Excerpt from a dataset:
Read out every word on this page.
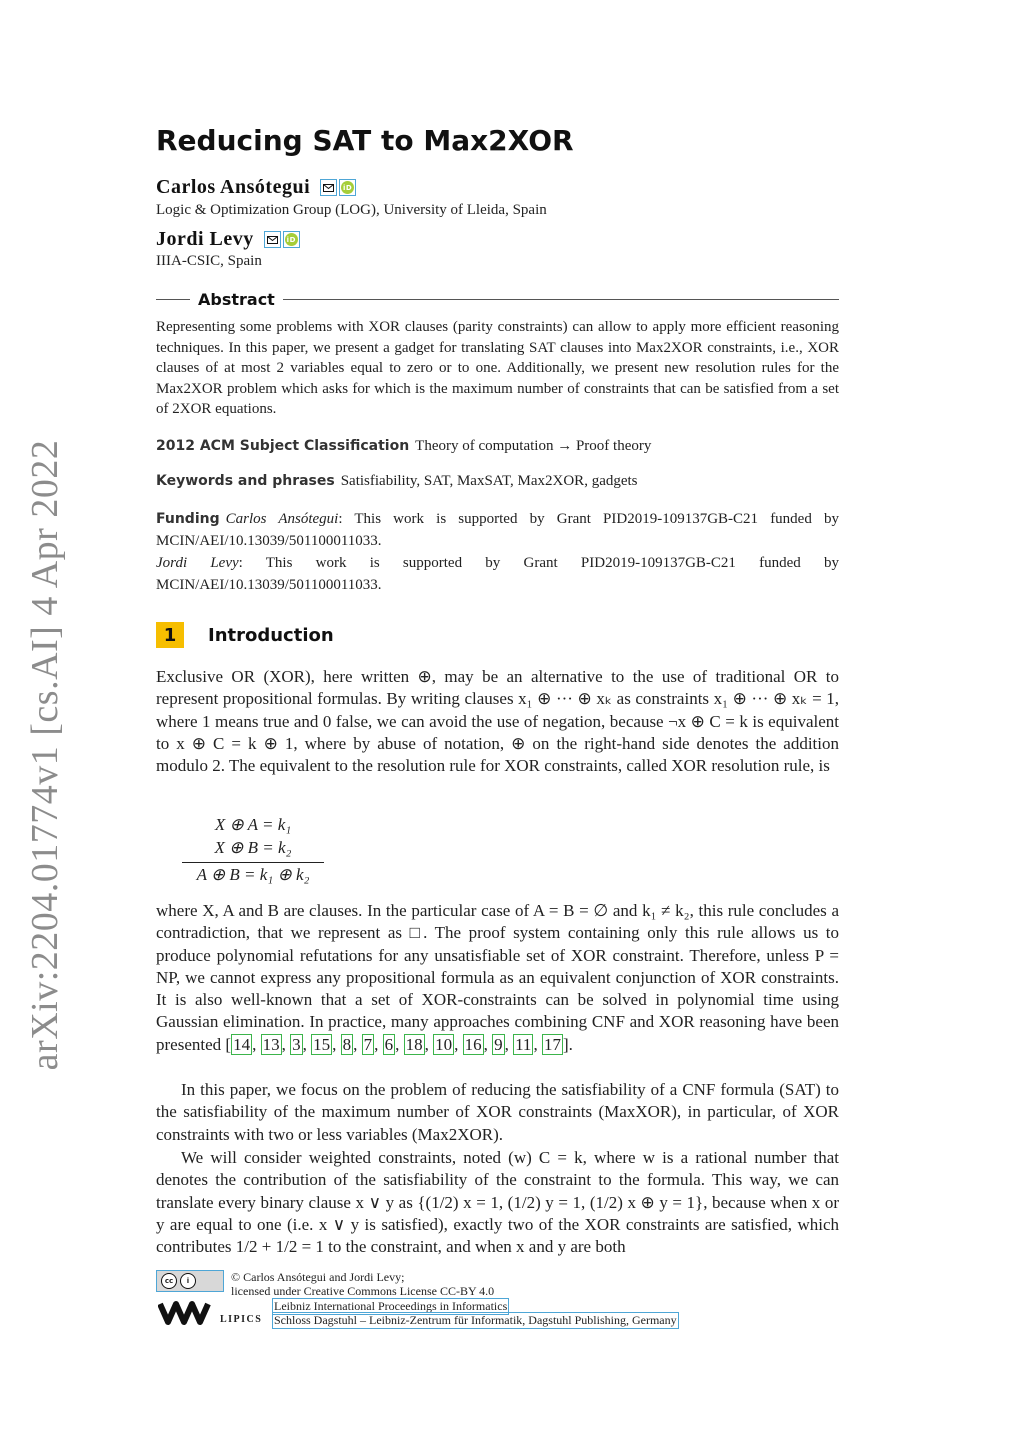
arXiv:2204.01774v1 [cs.AI] 4 Apr 2022
Reducing SAT to Max2XOR
Carlos Ansótegui	iD
Logic & Optimization Group (LOG), University of Lleida, Spain
Jordi Levy	iD
IIIA-CSIC, Spain
Abstract
Representing some problems with XOR clauses (parity constraints) can allow to apply more efficient reasoning techniques. In this paper, we present a gadget for translating SAT clauses into Max2XOR constraints, i.e., XOR clauses of at most 2 variables equal to zero or to one. Additionally, we present new resolution rules for the Max2XOR problem which asks for which is the maximum number of constraints that can be satisfied from a set of 2XOR equations.
2012 ACM Subject Classification Theory of computation → Proof theory
Keywords and phrases Satisfiability, SAT, MaxSAT, Max2XOR, gadgets
Funding Carlos Ansótegui: This work is supported by Grant PID2019-109137GB-C21 funded by MCIN/AEI/10.13039/501100011033.
Jordi Levy: This work is supported by Grant PID2019-109137GB-C21 funded by MCIN/AEI/10.13039/501100011033.
1	Introduction
Exclusive OR (XOR), here written ⊕, may be an alternative to the use of traditional OR to represent propositional formulas. By writing clauses x₁ ⊕ ··· ⊕ xₖ as constraints x₁ ⊕ ··· ⊕ xₖ = 1, where 1 means true and 0 false, we can avoid the use of negation, because ¬x ⊕ C = k is equivalent to x ⊕ C = k ⊕ 1, where by abuse of notation, ⊕ on the right-hand side denotes the addition modulo 2. The equivalent to the resolution rule for XOR constraints, called XOR resolution rule, is
X ⊕ A = k₁
X ⊕ B = k₂
A ⊕ B = k₁ ⊕ k₂
where X, A and B are clauses. In the particular case of A = B = ∅ and k₁ ≠ k₂, this rule concludes a contradiction, that we represent as □. The proof system containing only this rule allows us to produce polynomial refutations for any unsatisfiable set of XOR constraint. Therefore, unless P = NP, we cannot express any propositional formula as an equivalent conjunction of XOR constraints. It is also well-known that a set of XOR-constraints can be solved in polynomial time using Gaussian elimination. In practice, many approaches combining CNF and XOR reasoning have been presented [ 14 , 13 , 3 , 15 , 8 , 7 , 6 , 18 , 10 , 16 , 9 , 11 , 17 ].
In this paper, we focus on the problem of reducing the satisfiability of a CNF formula (SAT) to the satisfiability of the maximum number of XOR constraints (MaxXOR), in particular, of XOR constraints with two or less variables (Max2XOR).
We will consider weighted constraints, noted (w) C = k, where w is a rational number that denotes the contribution of the satisfiability of the constraint to the formula. This way, we can translate every binary clause x ∨ y as {(1/2) x = 1, (1/2) y = 1, (1/2) x ⊕ y = 1}, because when x or y are equal to one (i.e. x ∨ y is satisfied), exactly two of the XOR constraints are satisfied, which contributes 1/2 + 1/2 = 1 to the constraint, and when x and y are both
cc	i	© Carlos Ansótegui and Jordi Levy;
licensed under Creative Commons License CC-BY 4.0
Leibniz International Proceedings in Informatics
Schloss Dagstuhl – Leibniz-Zentrum für Informatik, Dagstuhl Publishing, Germany
LIPICS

## What is required
Reproduce every line precisely as given, omitting all pictures.

## Result for this task
Read out every word on this page.
arXiv:2204.01774v1 [cs.AI] 4 Apr 2022
Reducing SAT to Max2XOR
Carlos Ansótegui	iD
Logic & Optimization Group (LOG), University of Lleida, Spain
Jordi Levy	iD
IIIA-CSIC, Spain
Abstract
Representing some problems with XOR clauses (parity constraints) can allow to apply more efficient reasoning techniques. In this paper, we present a gadget for translating SAT clauses into Max2XOR constraints, i.e., XOR clauses of at most 2 variables equal to zero or to one. Additionally, we present new resolution rules for the Max2XOR problem which asks for which is the maximum number of constraints that can be satisfied from a set of 2XOR equations.
2012 ACM Subject Classification Theory of computation → Proof theory
Keywords and phrases Satisfiability, SAT, MaxSAT, Max2XOR, gadgets
Funding Carlos Ansótegui: This work is supported by Grant PID2019-109137GB-C21 funded by MCIN/AEI/10.13039/501100011033.
Jordi Levy: This work is supported by Grant PID2019-109137GB-C21 funded by MCIN/AEI/10.13039/501100011033.
1	Introduction
Exclusive OR (XOR), here written ⊕, may be an alternative to the use of traditional OR to represent propositional formulas. By writing clauses x₁ ⊕ ··· ⊕ xₖ as constraints x₁ ⊕ ··· ⊕ xₖ = 1, where 1 means true and 0 false, we can avoid the use of negation, because ¬x ⊕ C = k is equivalent to x ⊕ C = k ⊕ 1, where by abuse of notation, ⊕ on the right-hand side denotes the addition modulo 2. The equivalent to the resolution rule for XOR constraints, called XOR resolution rule, is
X ⊕ A = k₁
X ⊕ B = k₂
A ⊕ B = k₁ ⊕ k₂
where X, A and B are clauses. In the particular case of A = B = ∅ and k₁ ≠ k₂, this rule concludes a contradiction, that we represent as □. The proof system containing only this rule allows us to produce polynomial refutations for any unsatisfiable set of XOR constraint. Therefore, unless P = NP, we cannot express any propositional formula as an equivalent conjunction of XOR constraints. It is also well-known that a set of XOR-constraints can be solved in polynomial time using Gaussian elimination. In practice, many approaches combining CNF and XOR reasoning have been presented [ 14 , 13 , 3 , 15 , 8 , 7 , 6 , 18 , 10 , 16 , 9 , 11 , 17 ].
In this paper, we focus on the problem of reducing the satisfiability of a CNF formula (SAT) to the satisfiability of the maximum number of XOR constraints (MaxXOR), in particular, of XOR constraints with two or less variables (Max2XOR).
We will consider weighted constraints, noted (w) C = k, where w is a rational number that denotes the contribution of the satisfiability of the constraint to the formula. This way, we can translate every binary clause x ∨ y as {(1/2) x = 1, (1/2) y = 1, (1/2) x ⊕ y = 1}, because when x or y are equal to one (i.e. x ∨ y is satisfied), exactly two of the XOR constraints are satisfied, which contributes 1/2 + 1/2 = 1 to the constraint, and when x and y are both
cc	i	© Carlos Ansótegui and Jordi Levy;
licensed under Creative Commons License CC-BY 4.0
Leibniz International Proceedings in Informatics
Schloss Dagstuhl – Leibniz-Zentrum für Informatik, Dagstuhl Publishing, Germany
LIPICS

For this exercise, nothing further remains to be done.